**Directions:**
Look through the data and write out every line with the word "JSON" in it.

---- Material provided

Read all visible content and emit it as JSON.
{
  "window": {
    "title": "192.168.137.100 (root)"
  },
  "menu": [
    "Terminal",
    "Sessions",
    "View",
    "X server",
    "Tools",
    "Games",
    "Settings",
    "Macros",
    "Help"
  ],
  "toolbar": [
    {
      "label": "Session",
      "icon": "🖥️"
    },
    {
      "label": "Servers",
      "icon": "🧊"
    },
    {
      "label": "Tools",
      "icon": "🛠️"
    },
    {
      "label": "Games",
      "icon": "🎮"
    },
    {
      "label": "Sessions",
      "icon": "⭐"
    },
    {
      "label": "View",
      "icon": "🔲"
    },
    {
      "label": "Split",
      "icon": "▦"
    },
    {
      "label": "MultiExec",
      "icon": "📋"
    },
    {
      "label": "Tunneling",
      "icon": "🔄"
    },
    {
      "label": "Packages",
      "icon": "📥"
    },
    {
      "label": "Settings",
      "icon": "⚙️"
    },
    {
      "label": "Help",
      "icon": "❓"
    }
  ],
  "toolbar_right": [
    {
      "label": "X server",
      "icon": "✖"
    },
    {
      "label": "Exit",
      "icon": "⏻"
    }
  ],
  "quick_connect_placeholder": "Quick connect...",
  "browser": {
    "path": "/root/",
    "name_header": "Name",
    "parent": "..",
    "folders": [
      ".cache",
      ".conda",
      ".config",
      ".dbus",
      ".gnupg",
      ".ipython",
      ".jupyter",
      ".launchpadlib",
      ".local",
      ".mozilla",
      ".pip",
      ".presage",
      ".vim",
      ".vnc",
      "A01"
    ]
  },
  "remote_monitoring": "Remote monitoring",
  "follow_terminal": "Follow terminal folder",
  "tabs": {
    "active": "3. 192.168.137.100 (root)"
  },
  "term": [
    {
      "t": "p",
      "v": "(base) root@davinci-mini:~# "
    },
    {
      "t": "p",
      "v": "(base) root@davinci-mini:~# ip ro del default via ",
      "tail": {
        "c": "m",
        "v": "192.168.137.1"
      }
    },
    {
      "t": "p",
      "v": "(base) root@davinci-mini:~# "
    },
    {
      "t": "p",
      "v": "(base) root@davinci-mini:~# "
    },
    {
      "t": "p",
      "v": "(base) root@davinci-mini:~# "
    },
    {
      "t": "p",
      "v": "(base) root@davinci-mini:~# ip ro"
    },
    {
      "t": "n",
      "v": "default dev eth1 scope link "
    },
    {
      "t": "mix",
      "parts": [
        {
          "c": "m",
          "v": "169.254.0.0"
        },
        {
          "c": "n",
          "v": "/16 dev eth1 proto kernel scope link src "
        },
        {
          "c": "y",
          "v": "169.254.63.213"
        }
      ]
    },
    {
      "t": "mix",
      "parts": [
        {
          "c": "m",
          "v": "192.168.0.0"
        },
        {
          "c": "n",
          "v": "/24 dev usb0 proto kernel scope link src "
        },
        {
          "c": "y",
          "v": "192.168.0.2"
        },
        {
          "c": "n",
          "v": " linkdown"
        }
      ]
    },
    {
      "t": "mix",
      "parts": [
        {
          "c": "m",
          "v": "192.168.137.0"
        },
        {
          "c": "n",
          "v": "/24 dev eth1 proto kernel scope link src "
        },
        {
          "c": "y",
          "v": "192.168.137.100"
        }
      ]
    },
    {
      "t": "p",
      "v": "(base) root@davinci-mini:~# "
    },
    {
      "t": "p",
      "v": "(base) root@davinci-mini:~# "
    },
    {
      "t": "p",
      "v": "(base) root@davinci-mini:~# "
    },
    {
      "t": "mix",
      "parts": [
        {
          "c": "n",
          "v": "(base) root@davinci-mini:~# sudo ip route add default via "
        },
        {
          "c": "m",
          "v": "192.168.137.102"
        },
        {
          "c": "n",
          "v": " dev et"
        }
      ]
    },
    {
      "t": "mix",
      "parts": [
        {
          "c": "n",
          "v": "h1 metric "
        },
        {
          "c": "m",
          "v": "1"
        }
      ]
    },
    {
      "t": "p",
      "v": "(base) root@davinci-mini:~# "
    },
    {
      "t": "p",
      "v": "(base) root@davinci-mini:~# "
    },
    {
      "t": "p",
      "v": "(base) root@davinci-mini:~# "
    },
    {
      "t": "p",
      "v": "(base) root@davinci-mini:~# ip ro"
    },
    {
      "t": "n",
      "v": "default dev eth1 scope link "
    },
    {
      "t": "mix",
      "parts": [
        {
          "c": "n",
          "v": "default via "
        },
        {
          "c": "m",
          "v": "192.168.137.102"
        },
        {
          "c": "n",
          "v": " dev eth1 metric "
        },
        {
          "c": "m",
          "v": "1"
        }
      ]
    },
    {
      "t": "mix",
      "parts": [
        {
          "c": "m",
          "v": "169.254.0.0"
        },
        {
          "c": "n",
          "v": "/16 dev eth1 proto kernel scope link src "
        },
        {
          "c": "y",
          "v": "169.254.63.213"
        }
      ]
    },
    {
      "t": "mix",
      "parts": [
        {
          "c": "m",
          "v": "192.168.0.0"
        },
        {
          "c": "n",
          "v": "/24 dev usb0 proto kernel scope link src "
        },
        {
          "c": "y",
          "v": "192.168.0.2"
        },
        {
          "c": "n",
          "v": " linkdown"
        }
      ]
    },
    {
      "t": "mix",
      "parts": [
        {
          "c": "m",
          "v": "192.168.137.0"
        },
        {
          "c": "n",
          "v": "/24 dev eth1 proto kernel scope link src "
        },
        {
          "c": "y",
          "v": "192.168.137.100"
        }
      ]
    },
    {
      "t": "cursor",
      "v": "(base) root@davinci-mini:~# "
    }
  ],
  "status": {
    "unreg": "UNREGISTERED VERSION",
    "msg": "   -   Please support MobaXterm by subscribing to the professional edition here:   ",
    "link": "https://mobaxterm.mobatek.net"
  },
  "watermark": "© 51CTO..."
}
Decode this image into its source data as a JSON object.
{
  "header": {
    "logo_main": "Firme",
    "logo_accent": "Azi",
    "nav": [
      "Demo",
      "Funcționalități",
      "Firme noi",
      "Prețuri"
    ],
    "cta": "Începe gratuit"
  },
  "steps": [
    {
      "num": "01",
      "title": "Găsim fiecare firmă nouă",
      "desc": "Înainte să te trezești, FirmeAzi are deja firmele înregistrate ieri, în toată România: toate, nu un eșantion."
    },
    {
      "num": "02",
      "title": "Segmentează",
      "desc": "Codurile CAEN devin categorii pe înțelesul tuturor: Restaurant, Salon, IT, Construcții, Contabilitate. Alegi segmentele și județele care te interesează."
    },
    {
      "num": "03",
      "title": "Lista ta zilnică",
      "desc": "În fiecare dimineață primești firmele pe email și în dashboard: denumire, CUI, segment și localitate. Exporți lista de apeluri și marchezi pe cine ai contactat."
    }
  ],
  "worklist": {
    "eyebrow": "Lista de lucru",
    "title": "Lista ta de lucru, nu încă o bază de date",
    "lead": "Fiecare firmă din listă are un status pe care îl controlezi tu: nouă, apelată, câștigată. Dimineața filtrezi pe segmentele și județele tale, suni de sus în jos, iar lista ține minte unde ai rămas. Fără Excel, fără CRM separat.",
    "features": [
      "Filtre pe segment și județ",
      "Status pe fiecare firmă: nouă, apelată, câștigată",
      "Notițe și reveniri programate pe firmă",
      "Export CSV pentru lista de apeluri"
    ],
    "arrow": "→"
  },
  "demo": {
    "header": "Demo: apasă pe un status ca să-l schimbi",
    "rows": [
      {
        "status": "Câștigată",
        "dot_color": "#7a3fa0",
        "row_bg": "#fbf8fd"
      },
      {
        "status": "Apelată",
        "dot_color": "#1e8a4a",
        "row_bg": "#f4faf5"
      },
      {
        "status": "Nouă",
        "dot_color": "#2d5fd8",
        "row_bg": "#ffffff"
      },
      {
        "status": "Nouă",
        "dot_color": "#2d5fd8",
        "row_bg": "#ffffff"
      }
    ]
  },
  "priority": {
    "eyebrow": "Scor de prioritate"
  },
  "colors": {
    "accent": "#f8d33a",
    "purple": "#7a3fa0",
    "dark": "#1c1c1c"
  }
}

--------

**Problem solution:**
Read all visible content and emit it as JSON.
Decode this image into its source data as a JSON object.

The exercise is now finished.